* begin INPUT *

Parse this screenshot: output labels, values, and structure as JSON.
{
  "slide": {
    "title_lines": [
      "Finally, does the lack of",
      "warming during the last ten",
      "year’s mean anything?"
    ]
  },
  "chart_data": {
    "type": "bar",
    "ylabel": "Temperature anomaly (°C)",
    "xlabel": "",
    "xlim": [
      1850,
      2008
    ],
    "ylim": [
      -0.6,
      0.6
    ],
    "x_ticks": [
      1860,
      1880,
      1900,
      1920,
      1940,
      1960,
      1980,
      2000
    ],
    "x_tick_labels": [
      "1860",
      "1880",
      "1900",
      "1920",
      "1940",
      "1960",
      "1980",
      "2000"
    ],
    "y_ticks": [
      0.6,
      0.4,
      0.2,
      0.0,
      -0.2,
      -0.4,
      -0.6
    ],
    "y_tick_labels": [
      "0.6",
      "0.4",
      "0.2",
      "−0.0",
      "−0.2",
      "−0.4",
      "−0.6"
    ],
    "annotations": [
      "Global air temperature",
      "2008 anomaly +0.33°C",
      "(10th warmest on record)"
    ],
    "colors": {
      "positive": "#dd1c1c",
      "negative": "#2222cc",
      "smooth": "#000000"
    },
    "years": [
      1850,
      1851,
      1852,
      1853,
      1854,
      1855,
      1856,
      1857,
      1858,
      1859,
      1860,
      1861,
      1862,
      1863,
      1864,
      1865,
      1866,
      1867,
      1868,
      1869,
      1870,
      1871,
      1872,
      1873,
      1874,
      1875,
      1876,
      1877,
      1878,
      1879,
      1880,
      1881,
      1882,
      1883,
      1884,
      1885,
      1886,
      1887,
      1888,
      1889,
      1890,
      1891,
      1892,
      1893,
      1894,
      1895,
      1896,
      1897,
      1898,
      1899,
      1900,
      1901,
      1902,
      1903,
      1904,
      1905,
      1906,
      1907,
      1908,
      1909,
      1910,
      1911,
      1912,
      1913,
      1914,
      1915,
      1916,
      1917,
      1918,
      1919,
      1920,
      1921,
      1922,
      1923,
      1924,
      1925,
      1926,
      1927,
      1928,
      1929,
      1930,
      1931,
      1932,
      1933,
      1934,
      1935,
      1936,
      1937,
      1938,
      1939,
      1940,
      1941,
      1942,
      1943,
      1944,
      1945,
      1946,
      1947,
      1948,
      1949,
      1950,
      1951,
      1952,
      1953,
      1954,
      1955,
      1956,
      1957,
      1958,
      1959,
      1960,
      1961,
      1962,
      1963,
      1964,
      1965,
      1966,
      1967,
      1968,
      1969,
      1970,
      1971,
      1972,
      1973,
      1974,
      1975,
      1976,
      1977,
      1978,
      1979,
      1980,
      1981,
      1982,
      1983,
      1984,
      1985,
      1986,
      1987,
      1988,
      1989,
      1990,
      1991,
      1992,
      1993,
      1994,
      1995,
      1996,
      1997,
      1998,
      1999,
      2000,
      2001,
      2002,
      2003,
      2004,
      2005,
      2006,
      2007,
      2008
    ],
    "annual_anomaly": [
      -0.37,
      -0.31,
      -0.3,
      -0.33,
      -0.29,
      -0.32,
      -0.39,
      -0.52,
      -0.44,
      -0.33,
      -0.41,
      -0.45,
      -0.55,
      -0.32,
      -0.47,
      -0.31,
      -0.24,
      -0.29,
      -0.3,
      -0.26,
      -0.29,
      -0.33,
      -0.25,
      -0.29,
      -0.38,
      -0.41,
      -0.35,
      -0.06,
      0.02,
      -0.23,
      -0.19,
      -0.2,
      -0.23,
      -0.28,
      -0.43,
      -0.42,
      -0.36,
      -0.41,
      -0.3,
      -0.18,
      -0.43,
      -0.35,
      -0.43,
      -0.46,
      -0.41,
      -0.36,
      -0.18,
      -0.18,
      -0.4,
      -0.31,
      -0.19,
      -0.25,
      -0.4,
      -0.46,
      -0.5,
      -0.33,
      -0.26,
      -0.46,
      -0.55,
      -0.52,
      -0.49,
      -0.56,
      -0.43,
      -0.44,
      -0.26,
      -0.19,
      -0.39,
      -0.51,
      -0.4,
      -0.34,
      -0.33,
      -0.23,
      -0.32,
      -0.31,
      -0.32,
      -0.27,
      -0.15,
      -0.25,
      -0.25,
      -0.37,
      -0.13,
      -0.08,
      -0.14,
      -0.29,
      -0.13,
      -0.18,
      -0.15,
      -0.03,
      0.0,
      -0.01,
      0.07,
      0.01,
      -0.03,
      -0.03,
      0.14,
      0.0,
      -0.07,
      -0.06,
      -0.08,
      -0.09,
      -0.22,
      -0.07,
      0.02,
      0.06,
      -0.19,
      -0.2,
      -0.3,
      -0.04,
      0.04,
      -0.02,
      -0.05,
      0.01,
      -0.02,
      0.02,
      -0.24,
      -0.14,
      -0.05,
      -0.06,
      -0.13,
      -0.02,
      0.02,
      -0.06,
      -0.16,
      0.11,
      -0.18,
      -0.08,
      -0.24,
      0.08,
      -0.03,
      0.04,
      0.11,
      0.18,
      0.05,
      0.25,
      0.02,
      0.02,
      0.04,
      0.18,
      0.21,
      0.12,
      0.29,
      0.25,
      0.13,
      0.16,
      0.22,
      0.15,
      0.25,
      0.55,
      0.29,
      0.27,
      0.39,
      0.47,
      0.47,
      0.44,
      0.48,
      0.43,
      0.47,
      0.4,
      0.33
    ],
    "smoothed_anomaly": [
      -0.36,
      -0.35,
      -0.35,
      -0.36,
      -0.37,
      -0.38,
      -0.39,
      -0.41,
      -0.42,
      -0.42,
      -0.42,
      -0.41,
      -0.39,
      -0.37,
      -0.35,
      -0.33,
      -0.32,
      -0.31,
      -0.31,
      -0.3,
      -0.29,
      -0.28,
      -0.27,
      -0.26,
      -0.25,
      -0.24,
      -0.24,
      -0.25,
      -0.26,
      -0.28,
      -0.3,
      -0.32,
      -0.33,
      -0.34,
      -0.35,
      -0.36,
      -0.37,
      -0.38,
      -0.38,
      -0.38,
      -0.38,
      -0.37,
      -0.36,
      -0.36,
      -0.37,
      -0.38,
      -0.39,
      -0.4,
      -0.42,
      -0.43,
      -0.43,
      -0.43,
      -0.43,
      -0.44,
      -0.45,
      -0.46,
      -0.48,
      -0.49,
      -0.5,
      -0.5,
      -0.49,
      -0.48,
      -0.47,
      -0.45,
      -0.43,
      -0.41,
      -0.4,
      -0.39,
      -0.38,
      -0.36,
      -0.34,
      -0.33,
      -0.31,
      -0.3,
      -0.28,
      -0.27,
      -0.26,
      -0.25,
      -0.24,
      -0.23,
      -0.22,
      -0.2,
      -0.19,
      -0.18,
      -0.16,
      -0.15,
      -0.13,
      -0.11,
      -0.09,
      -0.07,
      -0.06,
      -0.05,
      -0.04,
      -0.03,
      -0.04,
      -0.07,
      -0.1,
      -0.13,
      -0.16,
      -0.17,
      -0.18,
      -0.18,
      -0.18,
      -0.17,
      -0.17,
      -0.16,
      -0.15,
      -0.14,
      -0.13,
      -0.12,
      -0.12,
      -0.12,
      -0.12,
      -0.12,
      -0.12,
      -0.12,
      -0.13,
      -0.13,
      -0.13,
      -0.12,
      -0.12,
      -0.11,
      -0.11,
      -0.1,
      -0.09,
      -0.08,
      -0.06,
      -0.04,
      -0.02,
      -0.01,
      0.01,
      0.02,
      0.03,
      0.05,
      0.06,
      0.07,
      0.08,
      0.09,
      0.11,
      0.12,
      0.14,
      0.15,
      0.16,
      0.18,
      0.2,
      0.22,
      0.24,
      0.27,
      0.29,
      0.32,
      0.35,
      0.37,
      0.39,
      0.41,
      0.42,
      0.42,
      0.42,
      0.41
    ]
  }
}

* end INPUT *
* begin INPUT *

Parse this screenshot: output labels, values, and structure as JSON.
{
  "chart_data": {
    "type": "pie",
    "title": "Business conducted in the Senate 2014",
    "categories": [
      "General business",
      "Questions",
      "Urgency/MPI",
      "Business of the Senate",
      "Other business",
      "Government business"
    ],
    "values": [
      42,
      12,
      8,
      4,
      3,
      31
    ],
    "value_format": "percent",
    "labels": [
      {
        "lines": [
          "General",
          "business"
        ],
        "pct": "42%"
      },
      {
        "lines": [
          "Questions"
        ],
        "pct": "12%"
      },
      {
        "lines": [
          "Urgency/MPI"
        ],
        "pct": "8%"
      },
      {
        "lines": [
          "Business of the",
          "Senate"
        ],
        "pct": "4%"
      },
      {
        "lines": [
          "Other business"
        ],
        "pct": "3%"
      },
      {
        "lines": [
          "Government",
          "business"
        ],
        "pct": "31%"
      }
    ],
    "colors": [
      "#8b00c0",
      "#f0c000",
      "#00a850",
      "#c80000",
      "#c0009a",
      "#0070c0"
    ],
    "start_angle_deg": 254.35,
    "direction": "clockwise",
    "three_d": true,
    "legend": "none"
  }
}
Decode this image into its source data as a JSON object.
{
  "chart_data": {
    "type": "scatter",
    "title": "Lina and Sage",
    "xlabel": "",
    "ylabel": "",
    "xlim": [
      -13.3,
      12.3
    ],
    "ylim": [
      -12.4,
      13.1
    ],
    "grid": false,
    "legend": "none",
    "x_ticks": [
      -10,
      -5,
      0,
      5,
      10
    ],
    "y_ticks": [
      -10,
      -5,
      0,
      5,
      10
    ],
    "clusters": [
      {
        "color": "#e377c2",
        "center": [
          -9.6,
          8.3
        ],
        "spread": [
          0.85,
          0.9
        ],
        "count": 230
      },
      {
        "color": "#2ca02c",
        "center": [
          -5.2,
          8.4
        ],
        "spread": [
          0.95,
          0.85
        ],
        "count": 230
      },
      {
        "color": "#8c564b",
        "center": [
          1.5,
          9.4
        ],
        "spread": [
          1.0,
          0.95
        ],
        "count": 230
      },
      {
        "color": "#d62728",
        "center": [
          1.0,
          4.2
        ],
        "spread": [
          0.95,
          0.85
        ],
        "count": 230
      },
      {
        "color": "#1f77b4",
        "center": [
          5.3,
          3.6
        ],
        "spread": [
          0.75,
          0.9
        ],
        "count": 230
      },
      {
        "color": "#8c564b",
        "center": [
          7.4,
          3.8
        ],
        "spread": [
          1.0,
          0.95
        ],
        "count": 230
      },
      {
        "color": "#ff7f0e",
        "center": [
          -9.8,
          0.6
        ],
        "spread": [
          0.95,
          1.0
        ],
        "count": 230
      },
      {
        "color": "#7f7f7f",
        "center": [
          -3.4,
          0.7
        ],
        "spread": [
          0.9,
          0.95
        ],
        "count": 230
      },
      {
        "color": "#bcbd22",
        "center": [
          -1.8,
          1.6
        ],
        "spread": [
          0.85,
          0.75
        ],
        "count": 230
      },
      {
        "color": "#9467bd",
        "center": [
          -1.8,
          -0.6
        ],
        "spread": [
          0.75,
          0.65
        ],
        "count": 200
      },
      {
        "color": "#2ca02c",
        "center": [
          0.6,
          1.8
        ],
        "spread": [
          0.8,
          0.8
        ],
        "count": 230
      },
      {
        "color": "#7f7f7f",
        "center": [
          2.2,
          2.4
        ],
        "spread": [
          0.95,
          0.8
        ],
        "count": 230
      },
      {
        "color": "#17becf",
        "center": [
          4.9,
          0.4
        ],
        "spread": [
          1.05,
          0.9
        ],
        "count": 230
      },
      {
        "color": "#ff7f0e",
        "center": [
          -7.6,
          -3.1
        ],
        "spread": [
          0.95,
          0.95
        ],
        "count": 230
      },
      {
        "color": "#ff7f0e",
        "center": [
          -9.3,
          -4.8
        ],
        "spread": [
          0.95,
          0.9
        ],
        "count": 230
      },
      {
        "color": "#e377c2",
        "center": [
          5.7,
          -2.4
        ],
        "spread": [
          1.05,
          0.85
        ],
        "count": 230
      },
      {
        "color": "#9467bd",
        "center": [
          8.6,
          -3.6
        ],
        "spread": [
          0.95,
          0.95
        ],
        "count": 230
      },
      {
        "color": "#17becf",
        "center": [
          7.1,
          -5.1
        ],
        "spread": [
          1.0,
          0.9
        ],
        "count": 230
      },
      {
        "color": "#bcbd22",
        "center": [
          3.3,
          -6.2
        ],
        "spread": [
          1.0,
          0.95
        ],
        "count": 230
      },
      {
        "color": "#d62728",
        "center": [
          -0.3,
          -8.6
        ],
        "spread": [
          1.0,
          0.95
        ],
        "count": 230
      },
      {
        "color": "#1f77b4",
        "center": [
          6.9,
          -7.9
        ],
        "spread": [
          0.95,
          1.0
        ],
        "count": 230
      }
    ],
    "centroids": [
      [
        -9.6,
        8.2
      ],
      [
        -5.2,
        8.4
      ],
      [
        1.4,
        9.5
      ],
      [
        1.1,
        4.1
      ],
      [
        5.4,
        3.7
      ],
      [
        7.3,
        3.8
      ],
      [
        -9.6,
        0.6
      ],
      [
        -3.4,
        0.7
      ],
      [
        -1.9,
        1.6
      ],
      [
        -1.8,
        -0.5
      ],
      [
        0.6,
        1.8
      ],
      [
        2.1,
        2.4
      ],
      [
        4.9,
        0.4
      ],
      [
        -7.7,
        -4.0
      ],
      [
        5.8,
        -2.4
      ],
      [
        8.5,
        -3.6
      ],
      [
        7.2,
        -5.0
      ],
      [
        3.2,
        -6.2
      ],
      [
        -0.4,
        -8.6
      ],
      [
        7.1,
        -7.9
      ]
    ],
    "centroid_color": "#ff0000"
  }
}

* end INPUT *
* begin INPUT *

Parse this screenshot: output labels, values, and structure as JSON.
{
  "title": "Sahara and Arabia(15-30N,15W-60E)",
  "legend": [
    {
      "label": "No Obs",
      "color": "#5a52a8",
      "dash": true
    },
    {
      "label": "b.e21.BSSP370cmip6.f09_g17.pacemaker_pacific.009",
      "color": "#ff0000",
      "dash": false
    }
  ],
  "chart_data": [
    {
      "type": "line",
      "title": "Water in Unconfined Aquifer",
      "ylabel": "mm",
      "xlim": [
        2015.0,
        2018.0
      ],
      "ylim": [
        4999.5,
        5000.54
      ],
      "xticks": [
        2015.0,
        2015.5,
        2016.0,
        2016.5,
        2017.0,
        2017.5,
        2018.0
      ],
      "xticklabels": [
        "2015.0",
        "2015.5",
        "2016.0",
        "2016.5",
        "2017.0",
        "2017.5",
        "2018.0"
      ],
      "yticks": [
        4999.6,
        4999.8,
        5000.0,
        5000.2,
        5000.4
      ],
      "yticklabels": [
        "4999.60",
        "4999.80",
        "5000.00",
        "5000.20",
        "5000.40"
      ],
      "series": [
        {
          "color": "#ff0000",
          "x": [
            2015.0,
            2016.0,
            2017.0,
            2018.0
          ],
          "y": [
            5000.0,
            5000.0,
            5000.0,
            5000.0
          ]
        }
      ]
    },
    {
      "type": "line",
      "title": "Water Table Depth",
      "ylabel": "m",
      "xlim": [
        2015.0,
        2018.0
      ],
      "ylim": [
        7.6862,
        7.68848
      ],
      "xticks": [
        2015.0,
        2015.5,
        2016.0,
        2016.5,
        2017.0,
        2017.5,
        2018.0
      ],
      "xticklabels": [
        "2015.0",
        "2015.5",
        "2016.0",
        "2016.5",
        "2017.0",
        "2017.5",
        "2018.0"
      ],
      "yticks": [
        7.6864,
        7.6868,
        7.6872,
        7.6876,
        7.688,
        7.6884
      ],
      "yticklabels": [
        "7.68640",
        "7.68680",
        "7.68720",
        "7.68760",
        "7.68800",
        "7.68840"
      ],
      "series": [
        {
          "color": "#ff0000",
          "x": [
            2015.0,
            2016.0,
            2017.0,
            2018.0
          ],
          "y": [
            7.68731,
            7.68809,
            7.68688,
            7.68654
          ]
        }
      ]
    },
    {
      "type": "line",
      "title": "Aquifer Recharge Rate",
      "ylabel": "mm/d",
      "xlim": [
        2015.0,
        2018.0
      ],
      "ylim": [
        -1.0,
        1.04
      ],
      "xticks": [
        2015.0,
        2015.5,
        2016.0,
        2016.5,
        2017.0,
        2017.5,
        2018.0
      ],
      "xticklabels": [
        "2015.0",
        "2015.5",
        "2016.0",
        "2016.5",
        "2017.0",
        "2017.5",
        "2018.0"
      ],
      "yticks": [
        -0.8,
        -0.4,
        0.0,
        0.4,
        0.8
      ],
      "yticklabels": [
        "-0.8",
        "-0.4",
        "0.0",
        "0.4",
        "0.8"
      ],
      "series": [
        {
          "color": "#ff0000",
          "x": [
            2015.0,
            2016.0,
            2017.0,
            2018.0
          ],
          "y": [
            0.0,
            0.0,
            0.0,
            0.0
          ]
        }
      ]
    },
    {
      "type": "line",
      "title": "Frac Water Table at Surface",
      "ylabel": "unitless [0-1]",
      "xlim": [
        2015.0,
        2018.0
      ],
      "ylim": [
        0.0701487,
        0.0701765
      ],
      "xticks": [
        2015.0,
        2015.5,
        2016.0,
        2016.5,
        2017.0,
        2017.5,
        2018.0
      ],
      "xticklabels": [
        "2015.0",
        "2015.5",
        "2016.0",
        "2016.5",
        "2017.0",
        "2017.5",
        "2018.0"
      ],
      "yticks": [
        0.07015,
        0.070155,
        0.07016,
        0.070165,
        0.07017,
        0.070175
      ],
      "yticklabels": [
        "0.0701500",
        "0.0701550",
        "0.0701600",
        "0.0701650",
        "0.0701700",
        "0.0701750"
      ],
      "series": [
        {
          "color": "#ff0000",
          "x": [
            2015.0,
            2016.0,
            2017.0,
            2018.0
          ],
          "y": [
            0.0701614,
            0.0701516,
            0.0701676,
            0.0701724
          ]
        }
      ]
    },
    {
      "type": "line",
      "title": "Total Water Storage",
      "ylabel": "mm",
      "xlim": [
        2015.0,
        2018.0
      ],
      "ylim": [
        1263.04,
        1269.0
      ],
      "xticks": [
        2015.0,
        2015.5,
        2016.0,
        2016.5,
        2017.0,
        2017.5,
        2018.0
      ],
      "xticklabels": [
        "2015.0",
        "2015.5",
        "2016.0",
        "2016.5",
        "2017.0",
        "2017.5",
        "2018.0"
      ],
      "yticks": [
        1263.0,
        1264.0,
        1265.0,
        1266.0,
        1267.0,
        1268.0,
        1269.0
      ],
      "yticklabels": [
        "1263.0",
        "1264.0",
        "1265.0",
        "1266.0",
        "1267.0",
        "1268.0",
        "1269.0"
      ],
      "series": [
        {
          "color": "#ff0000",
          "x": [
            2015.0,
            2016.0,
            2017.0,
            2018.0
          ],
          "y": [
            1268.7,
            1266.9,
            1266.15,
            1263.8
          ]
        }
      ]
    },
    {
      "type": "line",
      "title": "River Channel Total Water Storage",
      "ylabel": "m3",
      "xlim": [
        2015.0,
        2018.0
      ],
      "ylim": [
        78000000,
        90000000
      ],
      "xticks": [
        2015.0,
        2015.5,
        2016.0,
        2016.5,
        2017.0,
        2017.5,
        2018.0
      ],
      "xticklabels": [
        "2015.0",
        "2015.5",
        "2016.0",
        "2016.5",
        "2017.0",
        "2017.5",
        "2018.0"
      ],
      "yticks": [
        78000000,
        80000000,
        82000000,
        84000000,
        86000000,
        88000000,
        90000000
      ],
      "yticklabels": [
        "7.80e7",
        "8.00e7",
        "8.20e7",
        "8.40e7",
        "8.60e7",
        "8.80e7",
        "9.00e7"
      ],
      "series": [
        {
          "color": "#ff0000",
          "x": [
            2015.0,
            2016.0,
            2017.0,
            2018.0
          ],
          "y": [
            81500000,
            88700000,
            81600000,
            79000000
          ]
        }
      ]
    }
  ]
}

* end INPUT *

**YOUR GOAL**
Find the count of lines in the data above where the string "Storage" occurs. Provide that number alone.

**RESULT OF THE TASK**
2